__Required work__
Convert every line of the rows below into a Markdown table with the columns No and Line, numbering each line and skipping blank ones. Leave out the pictures.

— start of Given entries —

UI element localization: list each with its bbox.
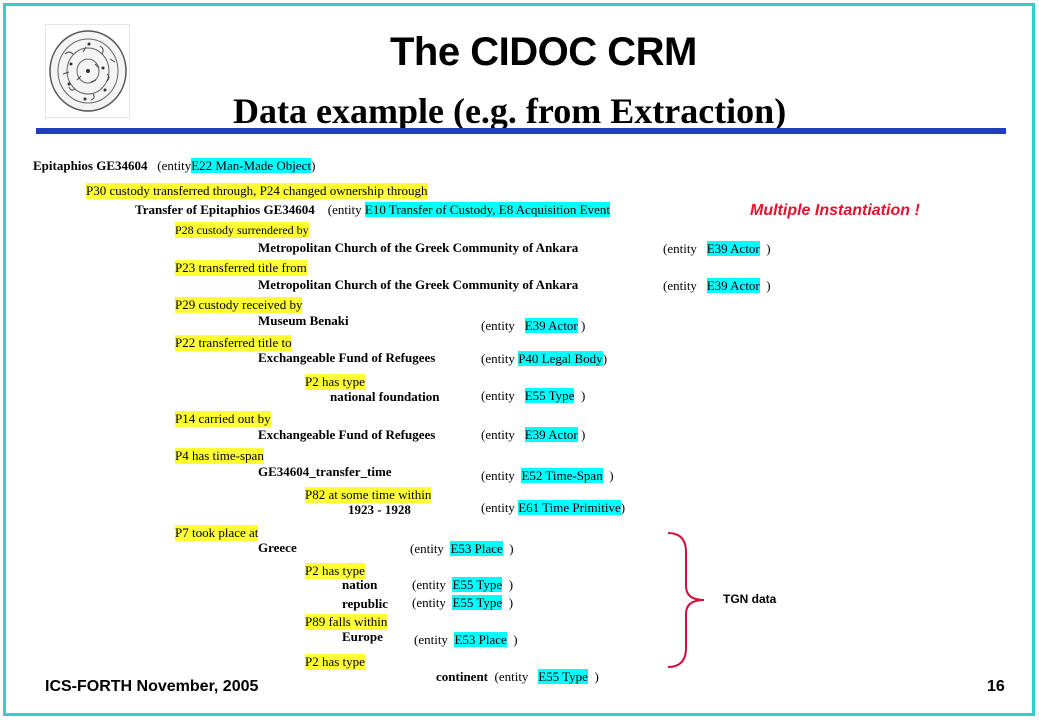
metropolitan-church-2: Metropolitan Church of the Greek Communi… [258, 277, 579, 292]
class-e55: E55 Type [452, 595, 503, 610]
close-paren: ) [509, 541, 514, 556]
property-p23: P23 transferred title from [175, 260, 307, 276]
entity-e39-4: (entity E39 Actor ) [481, 427, 585, 443]
property-p89: P89 falls within [305, 614, 388, 630]
footer-text: ICS-FORTH November, 2005 [45, 678, 259, 695]
republic: republic [342, 596, 388, 611]
entity-word: (entity [663, 241, 697, 256]
entity-word: (entity [663, 278, 697, 293]
exchangeable-fund-2: Exchangeable Fund of Refugees [258, 427, 436, 442]
class-e39: E39 Actor [706, 278, 760, 293]
row-epitaphios: Epitaphios GE34604 (entityE22 Man-Made O… [33, 158, 315, 174]
property-p30-p24: P30 custody transferred through, P24 cha… [86, 183, 428, 199]
class-e55: E55 Type [538, 669, 588, 684]
time-range: 1923 - 1928 [348, 502, 411, 517]
class-e53: E53 Place [454, 632, 507, 647]
class-p40: P40 Legal Body [518, 351, 603, 366]
entity-e39-2: (entity E39 Actor ) [663, 278, 771, 294]
class-e61: E61 Time Primitive [518, 500, 621, 515]
class-e10-e8: E10 Transfer of Custody, E8 Acquisition … [364, 202, 610, 217]
entity-e39-1: (entity E39 Actor ) [663, 241, 771, 257]
class-e39: E39 Actor [706, 241, 760, 256]
slide-subtitle: Data example (e.g. from Extraction) [233, 91, 787, 131]
entity-word: (entity [481, 318, 515, 333]
entity-e53-1: (entity E53 Place ) [410, 541, 514, 557]
entity-word: (entity [327, 202, 362, 217]
close-paren: ) [766, 278, 771, 293]
entity-p40: (entity P40 Legal Body) [481, 351, 607, 367]
title-rule [36, 128, 1006, 134]
property-p29: P29 custody received by [175, 297, 303, 313]
entity-word: (entity [481, 388, 515, 403]
entity-word: (entity [481, 351, 515, 366]
close-paren: ) [766, 241, 771, 256]
entity-word: (entity [157, 158, 192, 173]
entity-word: (entity [481, 500, 515, 515]
entity-word: (entity [494, 669, 529, 684]
property-p2-2: P2 has type [305, 563, 365, 579]
close-paren: ) [609, 468, 614, 483]
page-number: 16 [987, 678, 1005, 695]
entity-word: (entity [414, 632, 448, 647]
class-e39: E39 Actor [524, 427, 578, 442]
class-e52: E52 Time-Span [521, 468, 603, 483]
entity-e61: (entity E61 Time Primitive) [481, 500, 625, 516]
close-paren: ) [581, 318, 586, 333]
property-p28: P28 custody surrendered by [175, 222, 309, 238]
property-p2-3: P2 has type [305, 654, 365, 670]
entity-word: (entity [410, 541, 444, 556]
slide-frame [3, 3, 1035, 716]
nation: nation [342, 577, 378, 592]
close-paren: ) [513, 632, 518, 647]
entity-word: (entity [412, 577, 446, 592]
class-e55: E55 Type [524, 388, 575, 403]
close-paren: ) [594, 669, 599, 684]
phaistos-disc-logo [45, 24, 130, 118]
class-e55: E55 Type [452, 577, 503, 592]
national-foundation: national foundation [330, 389, 440, 404]
property-p22: P22 transferred title to [175, 335, 292, 351]
exchangeable-fund-1: Exchangeable Fund of Refugees [258, 350, 436, 365]
entity-word: (entity [412, 595, 446, 610]
museum-benaki: Museum Benaki [258, 313, 349, 328]
entity-e55-2: (entity E55 Type ) [412, 577, 513, 593]
close-paren: ) [581, 427, 586, 442]
entity-e39-3: (entity E39 Actor ) [481, 318, 585, 334]
close-paren: ) [311, 158, 316, 173]
epitaphios-name: Epitaphios GE34604 [33, 158, 148, 173]
close-paren: ) [508, 577, 514, 592]
entity-e55-3: (entity E55 Type ) [412, 595, 513, 611]
row-continent: continent (entity E55 Type ) [436, 669, 599, 685]
metropolitan-church-1: Metropolitan Church of the Greek Communi… [258, 240, 579, 255]
class-e53: E53 Place [450, 541, 503, 556]
slide-title: The CIDOC CRM [390, 30, 697, 74]
close-paren: ) [620, 500, 626, 515]
multiple-instantiation-note: Multiple Instantiation ! [750, 202, 920, 219]
tgn-data-label: TGN data [723, 592, 777, 606]
greece: Greece [258, 540, 297, 555]
entity-word: (entity [481, 427, 515, 442]
class-e39: E39 Actor [524, 318, 578, 333]
class-e22: E22 Man-Made Object [191, 158, 312, 173]
transfer-name: Transfer of Epitaphios GE34604 [135, 202, 315, 217]
entity-e53-2: (entity E53 Place ) [414, 632, 518, 648]
property-p82: P82 at some time within [305, 487, 432, 503]
entity-word: (entity [481, 468, 515, 483]
transfer-time: GE34604_transfer_time [258, 464, 392, 479]
close-paren: ) [580, 388, 586, 403]
europe: Europe [342, 629, 383, 644]
entity-e55-1: (entity E55 Type ) [481, 388, 585, 404]
close-paren: ) [508, 595, 514, 610]
property-p7: P7 took place at [175, 525, 259, 541]
entity-e52: (entity E52 Time-Span ) [481, 468, 614, 484]
property-p4: P4 has time-span [175, 448, 264, 464]
row-transfer: Transfer of Epitaphios GE34604 (entity E… [135, 202, 610, 218]
close-paren: ) [602, 351, 608, 366]
continent: continent [436, 669, 488, 684]
property-p14: P14 carried out by [175, 411, 271, 427]
property-p2-1: P2 has type [305, 374, 365, 390]
right-curly-brace [667, 532, 705, 668]
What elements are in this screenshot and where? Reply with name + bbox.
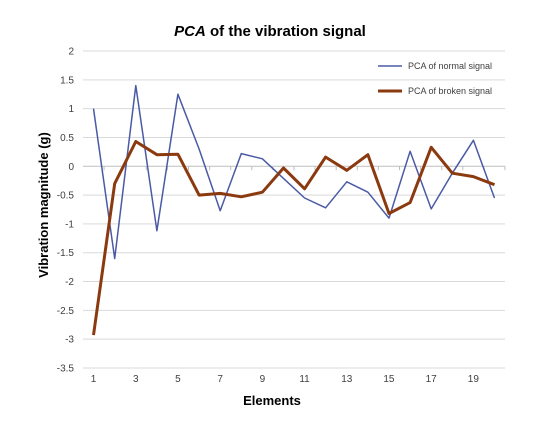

— end of Given entries —

__The response__
| No | Line |
|---|---|
| 1 | UI element localization: list each with its bbox. |
| 2 | metropolitan-church-2: Metropolitan Church of the Greek Communi… [258, 277, 579, 292] |
| 3 | class-e55: E55 Type [452, 595, 503, 610] |
| 4 | close-paren: ) [509, 541, 514, 556] |
| 5 | property-p23: P23 transferred title from [175, 260, 307, 276] |
| 6 | entity-e39-4: (entity E39 Actor ) [481, 427, 585, 443] |
| 7 | property-p89: P89 falls within [305, 614, 388, 630] |
| 8 | footer-text: ICS-FORTH November, 2005 [45, 678, 259, 695] |
| 9 | republic: republic [342, 596, 388, 611] |
| 10 | entity-word: (entity [663, 241, 697, 256] |
| 11 | entity-word: (entity [663, 278, 697, 293] |
| 12 | exchangeable-fund-2: Exchangeable Fund of Refugees [258, 427, 436, 442] |
| 13 | class-e39: E39 Actor [706, 278, 760, 293] |
| 14 | row-epitaphios: Epitaphios GE34604 (entityE22 Man-Made O… [33, 158, 315, 174] |
| 15 | property-p30-p24: P30 custody transferred through, P24 cha… [86, 183, 428, 199] |
| 16 | class-e55: E55 Type [538, 669, 588, 684] |
| 17 | time-range: 1923 - 1928 [348, 502, 411, 517] |
| 18 | class-e53: E53 Place [454, 632, 507, 647] |
| 19 | class-p40: P40 Legal Body [518, 351, 603, 366] |
| 20 | entity-e39-2: (entity E39 Actor ) [663, 278, 771, 294] |
| 21 | class-e61: E61 Time Primitive [518, 500, 621, 515] |
| 22 | class-e10-e8: E10 Transfer of Custody, E8 Acquisition … [364, 202, 610, 217] |
| 23 | entity-e39-1: (entity E39 Actor ) [663, 241, 771, 257] |
| 24 | class-e39: E39 Actor [706, 241, 760, 256] |
| 25 | slide-subtitle: Data example (e.g. from Extraction) [233, 91, 787, 131] |
| 26 | entity-word: (entity [481, 318, 515, 333] |
| 27 | entity-e53-1: (entity E53 Place ) [410, 541, 514, 557] |
| 28 | entity-word: (entity [327, 202, 362, 217] |
| 29 | close-paren: ) [766, 278, 771, 293] |
| 30 | entity-p40: (entity P40 Legal Body) [481, 351, 607, 367] |
| 31 | title-rule [36, 128, 1006, 134] |
| 32 | property-p29: P29 custody received by [175, 297, 303, 313] |
| 33 | entity-word: (entity [481, 388, 515, 403] |
| 34 | entity-word: (entity [481, 351, 515, 366] |
| 35 | close-paren: ) [766, 241, 771, 256] |
| 36 | entity-word: (entity [157, 158, 192, 173] |
| 37 | entity-word: (entity [481, 500, 515, 515] |
| 38 | entity-word: (entity [494, 669, 529, 684] |
| 39 | property-p2-2: P2 has type [305, 563, 365, 579] |
| 40 | close-paren: ) [609, 468, 614, 483] |
| 41 | page-number: 16 [987, 678, 1005, 695] |
| 42 | entity-word: (entity [414, 632, 448, 647] |
| 43 | class-e39: E39 Actor [524, 427, 578, 442] |
| 44 | class-e52: E52 Time-Span [521, 468, 603, 483] |
| 45 | entity-e61: (entity E61 Time Primitive) [481, 500, 625, 516] |
| 46 | close-paren: ) [581, 318, 586, 333] |
| 47 | property-p28: P28 custody surrendered by [175, 222, 309, 238] |
| 48 | property-p2-3: P2 has type [305, 654, 365, 670] |
| 49 | entity-word: (entity [410, 541, 444, 556] |
| 50 | slide-frame [3, 3, 1035, 716] |
| 51 | nation: nation [342, 577, 378, 592] |
| 52 | close-paren: ) [513, 632, 518, 647] |
| 53 | entity-word: (entity [412, 577, 446, 592] |
| 54 | class-e55: E55 Type [524, 388, 575, 403] |
| 55 | close-paren: ) [594, 669, 599, 684] |
| 56 | phaistos-disc-logo [45, 24, 130, 118] |
| 57 | class-e55: E55 Type [452, 577, 503, 592] |
| 58 | national-foundation: national foundation [330, 389, 440, 404] |
| 59 | property-p22: P22 transferred title to [175, 335, 292, 351] |
| 60 | exchangeable-fund-1: Exchangeable Fund of Refugees [258, 350, 436, 365] |
| 61 | entity-word: (entity [412, 595, 446, 610] |
| 62 | museum-benaki: Museum Benaki [258, 313, 349, 328] |
| 63 | entity-e55-2: (entity E55 Type ) [412, 577, 513, 593] |
| 64 | close-paren: ) [581, 427, 586, 442] |
| 65 | entity-e39-3: (entity E39 Actor ) [481, 318, 585, 334] |
| 66 | close-paren: ) [311, 158, 316, 173] |
| 67 | epitaphios-name: Epitaphios GE34604 [33, 158, 148, 173] |
| 68 | close-paren: ) [508, 577, 514, 592] |
| 69 | entity-e55-3: (entity E55 Type ) [412, 595, 513, 611] |
| 70 | row-continent: continent (entity E55 Type ) [436, 669, 599, 685] |
| 71 | metropolitan-church-1: Metropolitan Church of the Greek Communi… [258, 240, 579, 255] |
| 72 | class-e53: E53 Place [450, 541, 503, 556] |
| 73 | slide-title: The CIDOC CRM [390, 30, 697, 74] |
| 74 | close-paren: ) [620, 500, 626, 515] |
| 75 | multiple-instantiation-note: Multiple Instantiation ! [750, 202, 920, 219] |
| 76 | tgn-data-label: TGN data [723, 592, 777, 606] |
| 77 | greece: Greece [258, 540, 297, 555] |
| 78 | entity-word: (entity [481, 427, 515, 442] |
| 79 | class-e39: E39 Actor [524, 318, 578, 333] |
| 80 | class-e22: E22 Man-Made Object [191, 158, 312, 173] |
| 81 | transfer-name: Transfer of Epitaphios GE34604 [135, 202, 315, 217] |
| 82 | entity-e53-2: (entity E53 Place ) [414, 632, 518, 648] |
| 83 | property-p82: P82 at some time within [305, 487, 432, 503] |
| 84 | entity-word: (entity [481, 468, 515, 483] |
| 85 | transfer-time: GE34604_transfer_time [258, 464, 392, 479] |
| 86 | close-paren: ) [580, 388, 586, 403] |
| 87 | europe: Europe [342, 629, 383, 644] |
| 88 | entity-e55-1: (entity E55 Type ) [481, 388, 585, 404] |
| 89 | close-paren: ) [508, 595, 514, 610] |
| 90 | property-p7: P7 took place at [175, 525, 259, 541] |
| 91 | entity-e52: (entity E52 Time-Span ) [481, 468, 614, 484] |
| 92 | property-p4: P4 has time-span [175, 448, 264, 464] |
| 93 | row-transfer: Transfer of Epitaphios GE34604 (entity E… [135, 202, 610, 218] |
| 94 | close-paren: ) [602, 351, 608, 366] |
| 95 | continent: continent [436, 669, 488, 684] |
| 96 | property-p14: P14 carried out by [175, 411, 271, 427] |
| 97 | property-p2-1: P2 has type [305, 374, 365, 390] |
| 98 | right-curly-brace [667, 532, 705, 668] |
| 99 | What elements are in this screenshot and where? Reply with name + bbox. |